Repeat the entries below exactly as they appear, with no pictures.

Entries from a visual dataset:
-=-=-=-=-

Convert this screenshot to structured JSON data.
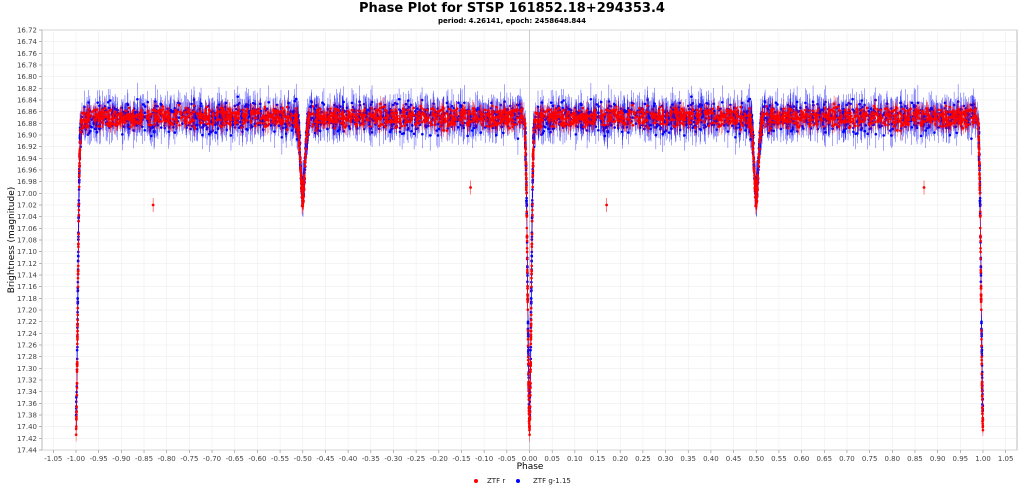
{
  "chart_data": {
    "type": "scatter",
    "title": "Phase Plot for STSP 161852.18+294353.4",
    "subtitle": "period: 4.26141, epoch: 2458648.844",
    "xlabel": "Phase",
    "ylabel": "Brightness (magnitude)",
    "xlim": [
      -1.075,
      1.075
    ],
    "ylim": [
      16.72,
      17.44
    ],
    "y_inverted": true,
    "x_ticks": [
      "-1.05",
      "-1.00",
      "-0.95",
      "-0.90",
      "-0.85",
      "-0.80",
      "-0.75",
      "-0.70",
      "-0.65",
      "-0.60",
      "-0.55",
      "-0.50",
      "-0.45",
      "-0.40",
      "-0.35",
      "-0.30",
      "-0.25",
      "-0.20",
      "-0.15",
      "-0.10",
      "-0.05",
      "0.00",
      "0.05",
      "0.10",
      "0.15",
      "0.20",
      "0.25",
      "0.30",
      "0.35",
      "0.40",
      "0.45",
      "0.50",
      "0.55",
      "0.60",
      "0.65",
      "0.70",
      "0.75",
      "0.80",
      "0.85",
      "0.90",
      "0.95",
      "1.00",
      "1.05"
    ],
    "y_ticks": [
      "16.72",
      "16.74",
      "16.76",
      "16.78",
      "16.80",
      "16.82",
      "16.84",
      "16.86",
      "16.88",
      "16.90",
      "16.92",
      "16.94",
      "16.96",
      "16.98",
      "17.00",
      "17.02",
      "17.04",
      "17.06",
      "17.08",
      "17.10",
      "17.12",
      "17.14",
      "17.16",
      "17.18",
      "17.20",
      "17.22",
      "17.24",
      "17.26",
      "17.28",
      "17.30",
      "17.32",
      "17.34",
      "17.36",
      "17.38",
      "17.40",
      "17.42",
      "17.44"
    ],
    "grid": true,
    "legend_position": "bottom-center",
    "series": [
      {
        "name": "ZTF r",
        "color": "#ff0000",
        "baseline": 16.87,
        "scatter": 0.03,
        "error": 0.012,
        "eclipses": [
          {
            "phase": 0.0,
            "depth": 0.53,
            "width": 0.004
          },
          {
            "phase": 0.5,
            "depth": 0.14,
            "width": 0.005
          }
        ],
        "outliers": [
          {
            "x": -0.83,
            "y": 17.02
          },
          {
            "x": -0.13,
            "y": 16.99
          },
          {
            "x": 0.17,
            "y": 17.02
          },
          {
            "x": 0.87,
            "y": 16.99
          }
        ]
      },
      {
        "name": "ZTF g-1.15",
        "color": "#0000ff",
        "baseline": 16.87,
        "scatter": 0.045,
        "error": 0.022,
        "eclipses": [
          {
            "phase": 0.0,
            "depth": 0.5,
            "width": 0.004
          },
          {
            "phase": 0.5,
            "depth": 0.13,
            "width": 0.005
          }
        ],
        "outliers": []
      }
    ],
    "vertical_line_at": 0.0
  }
}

-=-=-=-=-

### Answer to this task:
Convert this screenshot to structured JSON data.
{
  "chart_data": {
    "type": "scatter",
    "title": "Phase Plot for STSP 161852.18+294353.4",
    "subtitle": "period: 4.26141, epoch: 2458648.844",
    "xlabel": "Phase",
    "ylabel": "Brightness (magnitude)",
    "xlim": [
      -1.075,
      1.075
    ],
    "ylim": [
      16.72,
      17.44
    ],
    "y_inverted": true,
    "x_ticks": [
      "-1.05",
      "-1.00",
      "-0.95",
      "-0.90",
      "-0.85",
      "-0.80",
      "-0.75",
      "-0.70",
      "-0.65",
      "-0.60",
      "-0.55",
      "-0.50",
      "-0.45",
      "-0.40",
      "-0.35",
      "-0.30",
      "-0.25",
      "-0.20",
      "-0.15",
      "-0.10",
      "-0.05",
      "0.00",
      "0.05",
      "0.10",
      "0.15",
      "0.20",
      "0.25",
      "0.30",
      "0.35",
      "0.40",
      "0.45",
      "0.50",
      "0.55",
      "0.60",
      "0.65",
      "0.70",
      "0.75",
      "0.80",
      "0.85",
      "0.90",
      "0.95",
      "1.00",
      "1.05"
    ],
    "y_ticks": [
      "16.72",
      "16.74",
      "16.76",
      "16.78",
      "16.80",
      "16.82",
      "16.84",
      "16.86",
      "16.88",
      "16.90",
      "16.92",
      "16.94",
      "16.96",
      "16.98",
      "17.00",
      "17.02",
      "17.04",
      "17.06",
      "17.08",
      "17.10",
      "17.12",
      "17.14",
      "17.16",
      "17.18",
      "17.20",
      "17.22",
      "17.24",
      "17.26",
      "17.28",
      "17.30",
      "17.32",
      "17.34",
      "17.36",
      "17.38",
      "17.40",
      "17.42",
      "17.44"
    ],
    "grid": true,
    "legend_position": "bottom-center",
    "series": [
      {
        "name": "ZTF r",
        "color": "#ff0000",
        "baseline": 16.87,
        "scatter": 0.03,
        "error": 0.012,
        "eclipses": [
          {
            "phase": 0.0,
            "depth": 0.53,
            "width": 0.004
          },
          {
            "phase": 0.5,
            "depth": 0.14,
            "width": 0.005
          }
        ],
        "outliers": [
          {
            "x": -0.83,
            "y": 17.02
          },
          {
            "x": -0.13,
            "y": 16.99
          },
          {
            "x": 0.17,
            "y": 17.02
          },
          {
            "x": 0.87,
            "y": 16.99
          }
        ]
      },
      {
        "name": "ZTF g-1.15",
        "color": "#0000ff",
        "baseline": 16.87,
        "scatter": 0.045,
        "error": 0.022,
        "eclipses": [
          {
            "phase": 0.0,
            "depth": 0.5,
            "width": 0.004
          },
          {
            "phase": 0.5,
            "depth": 0.13,
            "width": 0.005
          }
        ],
        "outliers": []
      }
    ],
    "vertical_line_at": 0.0
  }
}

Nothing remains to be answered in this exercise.